[begin Stored data]

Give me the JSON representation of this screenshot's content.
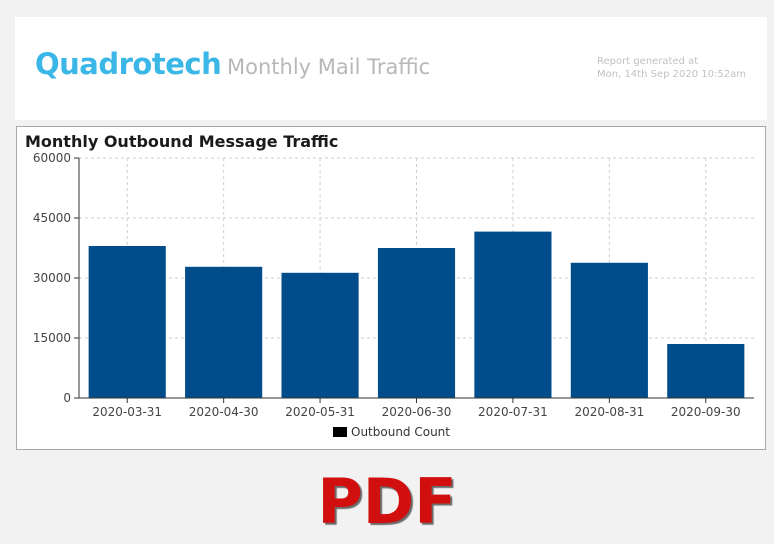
{
  "header": {
    "logo_text": "Quadrotech",
    "title": "Monthly Mail Traffic",
    "generated_line1": "Report generated at",
    "generated_line2": "Mon, 14th Sep 2020 10:52am"
  },
  "colors": {
    "accent": "#3ab7e6",
    "bar": "#014d8b",
    "pdf": "#d20f0f"
  },
  "chart_data": {
    "type": "bar",
    "title": "Monthly Outbound Message Traffic",
    "categories": [
      "2020-03-31",
      "2020-04-30",
      "2020-05-31",
      "2020-06-30",
      "2020-07-31",
      "2020-08-31",
      "2020-09-30"
    ],
    "series": [
      {
        "name": "Outbound Count",
        "values": [
          38000,
          32800,
          31300,
          37500,
          41600,
          33800,
          13500
        ]
      }
    ],
    "ylim": [
      0,
      60000
    ],
    "yticks": [
      "0",
      "15000",
      "30000",
      "45000",
      "60000"
    ],
    "grid": true,
    "legend": "bottom-center"
  },
  "footer": {
    "pdf_label": "PDF"
  }
}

[end Stored data]

● Aim
Repeat the data exactly, dropping every picture it holds.

● Response to this exercise
Give me the JSON representation of this screenshot's content.
{
  "header": {
    "logo_text": "Quadrotech",
    "title": "Monthly Mail Traffic",
    "generated_line1": "Report generated at",
    "generated_line2": "Mon, 14th Sep 2020 10:52am"
  },
  "colors": {
    "accent": "#3ab7e6",
    "bar": "#014d8b",
    "pdf": "#d20f0f"
  },
  "chart_data": {
    "type": "bar",
    "title": "Monthly Outbound Message Traffic",
    "categories": [
      "2020-03-31",
      "2020-04-30",
      "2020-05-31",
      "2020-06-30",
      "2020-07-31",
      "2020-08-31",
      "2020-09-30"
    ],
    "series": [
      {
        "name": "Outbound Count",
        "values": [
          38000,
          32800,
          31300,
          37500,
          41600,
          33800,
          13500
        ]
      }
    ],
    "ylim": [
      0,
      60000
    ],
    "yticks": [
      "0",
      "15000",
      "30000",
      "45000",
      "60000"
    ],
    "grid": true,
    "legend": "bottom-center"
  },
  "footer": {
    "pdf_label": "PDF"
  }
}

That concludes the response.